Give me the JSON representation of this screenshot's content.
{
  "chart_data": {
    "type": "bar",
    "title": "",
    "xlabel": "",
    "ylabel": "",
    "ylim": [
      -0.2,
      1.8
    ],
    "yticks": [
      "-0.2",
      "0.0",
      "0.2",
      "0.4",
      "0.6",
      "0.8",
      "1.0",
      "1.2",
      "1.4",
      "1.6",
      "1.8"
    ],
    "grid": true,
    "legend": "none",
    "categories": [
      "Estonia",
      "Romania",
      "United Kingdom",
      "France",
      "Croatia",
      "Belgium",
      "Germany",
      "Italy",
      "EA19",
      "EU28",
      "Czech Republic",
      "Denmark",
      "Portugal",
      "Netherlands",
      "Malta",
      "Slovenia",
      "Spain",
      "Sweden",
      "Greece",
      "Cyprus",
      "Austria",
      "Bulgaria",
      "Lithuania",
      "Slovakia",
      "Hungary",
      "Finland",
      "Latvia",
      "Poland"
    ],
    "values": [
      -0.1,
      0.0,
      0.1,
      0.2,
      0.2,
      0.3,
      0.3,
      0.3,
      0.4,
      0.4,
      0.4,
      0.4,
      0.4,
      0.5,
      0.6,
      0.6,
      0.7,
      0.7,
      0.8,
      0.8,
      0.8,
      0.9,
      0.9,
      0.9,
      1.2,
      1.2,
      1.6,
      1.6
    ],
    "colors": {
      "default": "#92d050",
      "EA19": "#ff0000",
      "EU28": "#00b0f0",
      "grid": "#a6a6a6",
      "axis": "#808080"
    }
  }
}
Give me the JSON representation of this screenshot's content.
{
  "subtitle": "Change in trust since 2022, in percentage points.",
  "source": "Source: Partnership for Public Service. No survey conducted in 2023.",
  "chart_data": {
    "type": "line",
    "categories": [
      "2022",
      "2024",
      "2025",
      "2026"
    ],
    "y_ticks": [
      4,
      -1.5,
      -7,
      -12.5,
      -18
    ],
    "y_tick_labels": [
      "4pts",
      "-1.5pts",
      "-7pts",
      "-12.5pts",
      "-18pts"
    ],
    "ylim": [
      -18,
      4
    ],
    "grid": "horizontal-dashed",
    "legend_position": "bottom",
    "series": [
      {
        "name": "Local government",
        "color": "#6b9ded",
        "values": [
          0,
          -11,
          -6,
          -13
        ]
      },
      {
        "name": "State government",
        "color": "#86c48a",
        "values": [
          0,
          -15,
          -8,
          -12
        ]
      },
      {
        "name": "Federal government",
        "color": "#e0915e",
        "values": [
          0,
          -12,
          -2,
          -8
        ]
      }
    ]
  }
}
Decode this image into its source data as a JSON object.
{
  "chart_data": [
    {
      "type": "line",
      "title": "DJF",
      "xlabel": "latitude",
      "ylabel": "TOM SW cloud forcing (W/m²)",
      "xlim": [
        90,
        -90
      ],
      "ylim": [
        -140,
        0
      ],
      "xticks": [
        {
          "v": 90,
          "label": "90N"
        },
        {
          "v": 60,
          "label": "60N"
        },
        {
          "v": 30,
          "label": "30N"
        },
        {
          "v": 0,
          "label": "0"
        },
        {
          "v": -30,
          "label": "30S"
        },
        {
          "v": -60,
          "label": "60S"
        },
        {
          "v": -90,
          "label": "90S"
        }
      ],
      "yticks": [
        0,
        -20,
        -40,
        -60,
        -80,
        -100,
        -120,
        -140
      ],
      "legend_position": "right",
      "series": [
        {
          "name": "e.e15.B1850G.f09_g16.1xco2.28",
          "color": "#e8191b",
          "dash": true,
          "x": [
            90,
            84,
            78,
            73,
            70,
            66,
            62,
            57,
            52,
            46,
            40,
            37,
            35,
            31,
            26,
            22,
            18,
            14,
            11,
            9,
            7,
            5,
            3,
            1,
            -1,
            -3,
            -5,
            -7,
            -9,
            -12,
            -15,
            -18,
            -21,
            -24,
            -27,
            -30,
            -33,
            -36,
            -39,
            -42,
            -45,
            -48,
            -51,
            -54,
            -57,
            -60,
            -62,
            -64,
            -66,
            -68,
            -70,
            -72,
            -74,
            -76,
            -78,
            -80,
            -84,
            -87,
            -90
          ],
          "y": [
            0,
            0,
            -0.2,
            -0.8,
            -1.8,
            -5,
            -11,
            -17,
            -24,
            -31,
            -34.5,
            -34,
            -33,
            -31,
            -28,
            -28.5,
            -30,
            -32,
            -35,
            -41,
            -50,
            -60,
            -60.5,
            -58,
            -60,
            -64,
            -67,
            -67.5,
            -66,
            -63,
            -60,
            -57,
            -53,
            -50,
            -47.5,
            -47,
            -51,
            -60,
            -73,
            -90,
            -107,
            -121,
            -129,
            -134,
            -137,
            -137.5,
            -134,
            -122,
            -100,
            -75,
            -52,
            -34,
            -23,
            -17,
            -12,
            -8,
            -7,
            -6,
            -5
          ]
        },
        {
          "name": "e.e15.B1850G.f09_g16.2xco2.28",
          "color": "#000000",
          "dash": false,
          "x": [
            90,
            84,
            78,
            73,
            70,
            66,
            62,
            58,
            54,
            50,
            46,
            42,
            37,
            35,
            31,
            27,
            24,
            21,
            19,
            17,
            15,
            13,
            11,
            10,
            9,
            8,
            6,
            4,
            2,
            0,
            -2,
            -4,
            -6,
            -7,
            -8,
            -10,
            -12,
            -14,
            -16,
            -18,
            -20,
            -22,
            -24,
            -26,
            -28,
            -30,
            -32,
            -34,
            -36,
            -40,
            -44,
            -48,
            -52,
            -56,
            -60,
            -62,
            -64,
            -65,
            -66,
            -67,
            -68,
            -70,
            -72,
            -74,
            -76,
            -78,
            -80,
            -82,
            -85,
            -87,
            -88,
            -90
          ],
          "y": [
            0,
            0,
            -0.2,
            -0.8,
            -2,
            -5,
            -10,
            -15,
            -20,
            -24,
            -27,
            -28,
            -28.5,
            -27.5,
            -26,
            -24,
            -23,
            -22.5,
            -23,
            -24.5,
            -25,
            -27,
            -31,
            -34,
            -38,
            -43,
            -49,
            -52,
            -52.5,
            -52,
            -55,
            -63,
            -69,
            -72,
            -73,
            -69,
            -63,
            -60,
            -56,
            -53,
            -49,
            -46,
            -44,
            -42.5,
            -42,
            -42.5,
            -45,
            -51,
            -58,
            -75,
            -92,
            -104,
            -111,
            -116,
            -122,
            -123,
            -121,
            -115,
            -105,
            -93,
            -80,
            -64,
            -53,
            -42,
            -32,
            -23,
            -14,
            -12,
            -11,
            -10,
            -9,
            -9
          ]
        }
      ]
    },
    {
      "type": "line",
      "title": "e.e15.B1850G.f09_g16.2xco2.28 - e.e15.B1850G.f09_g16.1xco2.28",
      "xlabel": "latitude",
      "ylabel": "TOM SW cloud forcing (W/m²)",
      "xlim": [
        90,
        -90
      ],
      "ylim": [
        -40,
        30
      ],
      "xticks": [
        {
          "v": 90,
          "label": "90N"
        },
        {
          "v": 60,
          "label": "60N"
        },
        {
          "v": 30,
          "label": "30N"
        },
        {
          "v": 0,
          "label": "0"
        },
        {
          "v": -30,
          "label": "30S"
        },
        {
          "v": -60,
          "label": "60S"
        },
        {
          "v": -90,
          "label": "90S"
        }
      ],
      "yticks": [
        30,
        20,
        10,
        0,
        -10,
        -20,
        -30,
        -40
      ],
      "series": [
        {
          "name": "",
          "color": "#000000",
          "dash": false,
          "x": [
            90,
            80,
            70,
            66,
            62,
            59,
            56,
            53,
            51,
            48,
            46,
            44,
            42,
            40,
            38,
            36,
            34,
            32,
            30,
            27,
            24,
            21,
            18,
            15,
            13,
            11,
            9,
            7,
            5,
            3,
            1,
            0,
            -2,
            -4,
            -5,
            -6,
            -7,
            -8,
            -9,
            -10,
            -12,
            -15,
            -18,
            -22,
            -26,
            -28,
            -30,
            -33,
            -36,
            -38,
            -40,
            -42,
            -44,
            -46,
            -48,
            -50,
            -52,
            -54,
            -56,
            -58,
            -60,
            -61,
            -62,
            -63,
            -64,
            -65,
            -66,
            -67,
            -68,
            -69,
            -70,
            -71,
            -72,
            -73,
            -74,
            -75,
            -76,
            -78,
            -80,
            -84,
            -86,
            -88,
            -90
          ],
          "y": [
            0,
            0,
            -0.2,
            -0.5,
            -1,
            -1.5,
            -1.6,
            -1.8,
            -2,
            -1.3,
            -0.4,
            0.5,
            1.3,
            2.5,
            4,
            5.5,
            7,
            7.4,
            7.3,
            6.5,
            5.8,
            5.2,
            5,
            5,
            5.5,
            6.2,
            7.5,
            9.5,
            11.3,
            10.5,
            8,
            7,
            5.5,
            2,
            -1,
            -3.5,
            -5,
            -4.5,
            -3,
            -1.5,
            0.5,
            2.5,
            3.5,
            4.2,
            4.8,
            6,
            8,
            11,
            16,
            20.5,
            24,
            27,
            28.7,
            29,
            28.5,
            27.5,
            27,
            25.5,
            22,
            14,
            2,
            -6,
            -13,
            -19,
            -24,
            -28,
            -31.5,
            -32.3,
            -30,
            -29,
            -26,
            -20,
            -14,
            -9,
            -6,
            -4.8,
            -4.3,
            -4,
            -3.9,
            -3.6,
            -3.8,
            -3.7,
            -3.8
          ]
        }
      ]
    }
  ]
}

------------------------------------------------

Copy every line above in which the string "grid" shows up.

_Answer for the task:_
    "grid": true,
      "grid": "#a6a6a6",
    "grid": "horizontal-dashed",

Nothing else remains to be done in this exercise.